Material:
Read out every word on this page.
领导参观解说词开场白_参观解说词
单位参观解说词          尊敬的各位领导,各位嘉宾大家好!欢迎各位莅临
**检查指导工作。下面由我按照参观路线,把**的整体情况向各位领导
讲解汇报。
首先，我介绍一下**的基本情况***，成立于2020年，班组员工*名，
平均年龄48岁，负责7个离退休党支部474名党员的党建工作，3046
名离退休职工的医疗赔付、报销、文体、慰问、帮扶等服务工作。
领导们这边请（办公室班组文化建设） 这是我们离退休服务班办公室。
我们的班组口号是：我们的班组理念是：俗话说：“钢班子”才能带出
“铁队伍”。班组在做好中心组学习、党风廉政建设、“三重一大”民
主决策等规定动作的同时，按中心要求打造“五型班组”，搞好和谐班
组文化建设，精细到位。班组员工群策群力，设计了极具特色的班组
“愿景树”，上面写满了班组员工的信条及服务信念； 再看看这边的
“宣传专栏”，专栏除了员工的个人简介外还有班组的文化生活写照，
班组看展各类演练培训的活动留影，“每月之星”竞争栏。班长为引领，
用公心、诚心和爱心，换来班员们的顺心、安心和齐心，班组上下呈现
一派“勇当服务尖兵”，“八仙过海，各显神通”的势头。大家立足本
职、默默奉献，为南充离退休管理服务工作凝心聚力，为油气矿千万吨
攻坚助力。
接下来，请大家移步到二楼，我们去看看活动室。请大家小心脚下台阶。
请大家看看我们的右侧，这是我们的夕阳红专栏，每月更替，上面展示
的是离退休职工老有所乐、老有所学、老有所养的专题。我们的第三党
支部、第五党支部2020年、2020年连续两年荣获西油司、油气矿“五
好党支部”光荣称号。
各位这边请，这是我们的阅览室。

Problem details:
Make an exact copy of the records.

Exercise output:
Read out every word on this page.
领导参观解说词开场白_参观解说词
单位参观解说词          尊敬的各位领导,各位嘉宾大家好!欢迎各位莅临
**检查指导工作。下面由我按照参观路线,把**的整体情况向各位领导
讲解汇报。
首先，我介绍一下**的基本情况***，成立于2020年，班组员工*名，
平均年龄48岁，负责7个离退休党支部474名党员的党建工作，3046
名离退休职工的医疗赔付、报销、文体、慰问、帮扶等服务工作。
领导们这边请（办公室班组文化建设） 这是我们离退休服务班办公室。
我们的班组口号是：我们的班组理念是：俗话说：“钢班子”才能带出
“铁队伍”。班组在做好中心组学习、党风廉政建设、“三重一大”民
主决策等规定动作的同时，按中心要求打造“五型班组”，搞好和谐班
组文化建设，精细到位。班组员工群策群力，设计了极具特色的班组
“愿景树”，上面写满了班组员工的信条及服务信念； 再看看这边的
“宣传专栏”，专栏除了员工的个人简介外还有班组的文化生活写照，
班组看展各类演练培训的活动留影，“每月之星”竞争栏。班长为引领，
用公心、诚心和爱心，换来班员们的顺心、安心和齐心，班组上下呈现
一派“勇当服务尖兵”，“八仙过海，各显神通”的势头。大家立足本
职、默默奉献，为南充离退休管理服务工作凝心聚力，为油气矿千万吨
攻坚助力。
接下来，请大家移步到二楼，我们去看看活动室。请大家小心脚下台阶。
请大家看看我们的右侧，这是我们的夕阳红专栏，每月更替，上面展示
的是离退休职工老有所乐、老有所学、老有所养的专题。我们的第三党
支部、第五党支部2020年、2020年连续两年荣获西油司、油气矿“五
好党支部”光荣称号。
各位这边请，这是我们的阅览室。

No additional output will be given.